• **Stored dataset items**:
[Start]
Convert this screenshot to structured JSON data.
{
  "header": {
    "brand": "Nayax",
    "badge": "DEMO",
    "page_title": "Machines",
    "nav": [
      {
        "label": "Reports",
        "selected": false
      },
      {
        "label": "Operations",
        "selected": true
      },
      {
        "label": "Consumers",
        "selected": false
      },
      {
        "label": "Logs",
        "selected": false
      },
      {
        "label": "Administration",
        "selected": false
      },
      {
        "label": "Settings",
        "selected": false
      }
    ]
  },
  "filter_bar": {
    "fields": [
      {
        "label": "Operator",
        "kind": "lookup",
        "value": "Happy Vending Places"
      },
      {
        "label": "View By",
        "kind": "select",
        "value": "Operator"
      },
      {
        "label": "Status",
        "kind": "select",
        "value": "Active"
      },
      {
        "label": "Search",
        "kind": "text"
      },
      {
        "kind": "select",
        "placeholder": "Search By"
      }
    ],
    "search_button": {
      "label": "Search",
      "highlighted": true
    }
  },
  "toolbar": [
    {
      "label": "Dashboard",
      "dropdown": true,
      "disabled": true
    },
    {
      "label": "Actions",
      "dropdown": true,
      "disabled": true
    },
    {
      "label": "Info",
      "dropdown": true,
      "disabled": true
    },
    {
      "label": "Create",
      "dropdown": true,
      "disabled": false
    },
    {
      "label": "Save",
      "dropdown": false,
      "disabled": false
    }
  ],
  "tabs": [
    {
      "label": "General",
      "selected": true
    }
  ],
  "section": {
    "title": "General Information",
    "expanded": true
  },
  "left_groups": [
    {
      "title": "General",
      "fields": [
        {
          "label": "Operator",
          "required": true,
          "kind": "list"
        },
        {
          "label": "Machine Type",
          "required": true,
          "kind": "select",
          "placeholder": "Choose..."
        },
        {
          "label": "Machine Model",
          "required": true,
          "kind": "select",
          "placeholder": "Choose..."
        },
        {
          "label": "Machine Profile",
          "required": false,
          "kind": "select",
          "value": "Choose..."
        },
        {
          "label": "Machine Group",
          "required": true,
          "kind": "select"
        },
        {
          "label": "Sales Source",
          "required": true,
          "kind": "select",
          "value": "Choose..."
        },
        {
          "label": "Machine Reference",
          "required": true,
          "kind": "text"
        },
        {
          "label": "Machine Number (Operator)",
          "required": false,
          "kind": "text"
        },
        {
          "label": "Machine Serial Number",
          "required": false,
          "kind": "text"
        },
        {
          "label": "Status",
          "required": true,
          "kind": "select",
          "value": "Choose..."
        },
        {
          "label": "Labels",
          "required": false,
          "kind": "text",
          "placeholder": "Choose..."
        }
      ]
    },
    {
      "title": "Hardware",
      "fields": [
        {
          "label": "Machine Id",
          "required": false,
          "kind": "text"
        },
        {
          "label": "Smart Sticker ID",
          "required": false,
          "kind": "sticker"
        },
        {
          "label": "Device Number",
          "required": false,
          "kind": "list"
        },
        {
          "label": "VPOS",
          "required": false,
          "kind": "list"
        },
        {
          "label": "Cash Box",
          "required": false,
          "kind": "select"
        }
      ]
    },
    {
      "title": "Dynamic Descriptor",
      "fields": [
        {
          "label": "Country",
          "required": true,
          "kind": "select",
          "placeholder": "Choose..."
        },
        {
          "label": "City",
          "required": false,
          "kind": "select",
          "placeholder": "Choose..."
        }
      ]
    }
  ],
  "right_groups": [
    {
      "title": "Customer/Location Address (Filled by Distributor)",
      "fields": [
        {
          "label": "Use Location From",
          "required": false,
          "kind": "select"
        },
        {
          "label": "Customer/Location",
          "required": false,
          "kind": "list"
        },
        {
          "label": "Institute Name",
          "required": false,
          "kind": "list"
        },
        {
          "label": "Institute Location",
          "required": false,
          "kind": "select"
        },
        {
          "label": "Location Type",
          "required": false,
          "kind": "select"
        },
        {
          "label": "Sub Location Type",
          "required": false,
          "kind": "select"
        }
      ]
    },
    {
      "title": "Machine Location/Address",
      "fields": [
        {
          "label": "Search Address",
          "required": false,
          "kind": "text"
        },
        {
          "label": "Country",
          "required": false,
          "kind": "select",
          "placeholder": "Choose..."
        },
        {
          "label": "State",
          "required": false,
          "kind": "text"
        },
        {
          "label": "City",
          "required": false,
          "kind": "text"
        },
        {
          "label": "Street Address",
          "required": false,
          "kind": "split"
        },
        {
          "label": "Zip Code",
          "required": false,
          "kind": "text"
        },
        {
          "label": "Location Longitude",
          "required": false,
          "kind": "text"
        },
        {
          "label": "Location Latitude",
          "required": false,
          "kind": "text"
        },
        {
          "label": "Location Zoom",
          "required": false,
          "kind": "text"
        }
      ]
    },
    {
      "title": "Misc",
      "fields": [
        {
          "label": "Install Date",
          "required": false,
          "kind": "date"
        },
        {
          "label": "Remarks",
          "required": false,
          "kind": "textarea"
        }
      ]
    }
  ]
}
[End]
• **EXERCISE DETAILS**: Write out every line of the data that holds the word "Customer".

• **EXERCISE ANSWER**:
      "title": "Customer/Location Address (Filled by Distributor)",
          "label": "Customer/Location",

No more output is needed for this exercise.